*Stored data entries*.
= = = =
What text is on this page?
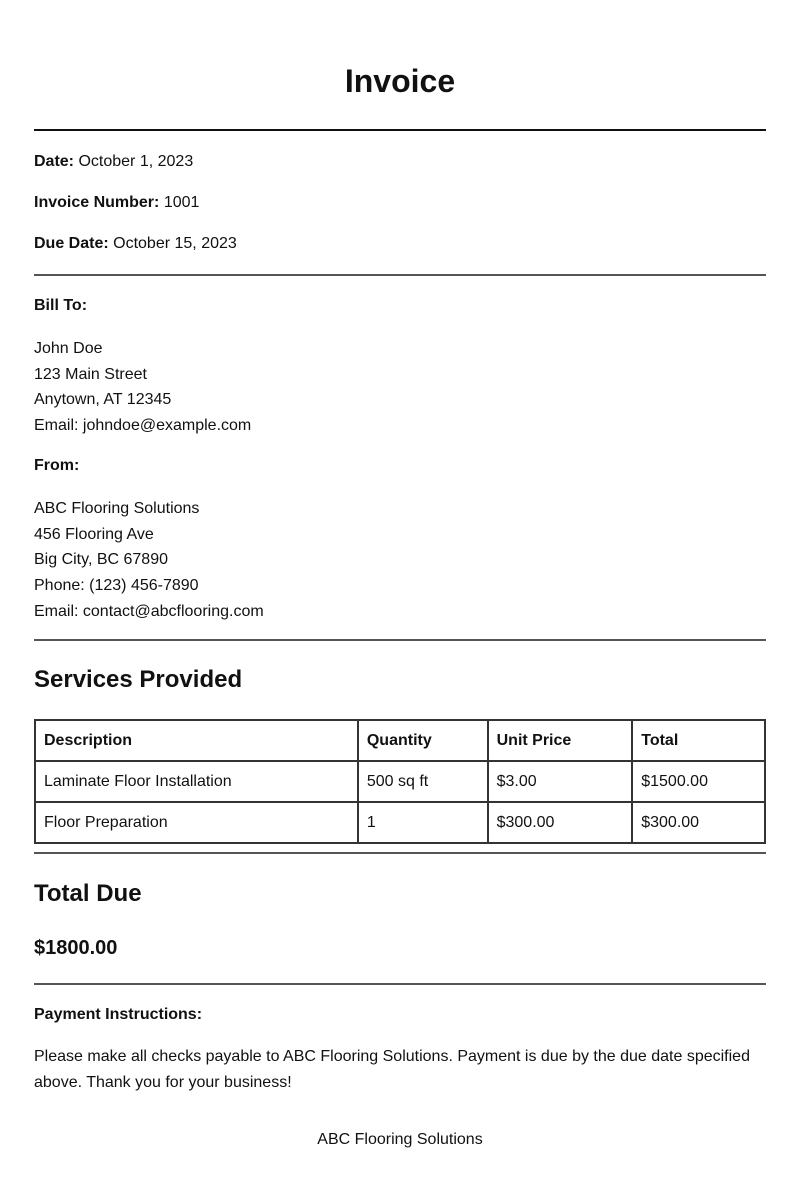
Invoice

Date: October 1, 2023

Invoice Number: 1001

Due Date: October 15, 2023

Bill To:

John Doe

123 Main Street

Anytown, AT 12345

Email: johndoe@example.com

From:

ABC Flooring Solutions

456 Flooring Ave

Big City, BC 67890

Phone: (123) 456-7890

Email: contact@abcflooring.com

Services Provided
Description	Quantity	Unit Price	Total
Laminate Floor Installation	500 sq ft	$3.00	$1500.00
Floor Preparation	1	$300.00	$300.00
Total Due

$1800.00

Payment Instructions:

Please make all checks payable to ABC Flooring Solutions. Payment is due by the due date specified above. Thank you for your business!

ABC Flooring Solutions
= = = =
*Aim*.
Filter the records above for lines containing the word "Total", and copy those lines.

*Complete response*.
Description	Quantity	Unit Price	Total
Total Due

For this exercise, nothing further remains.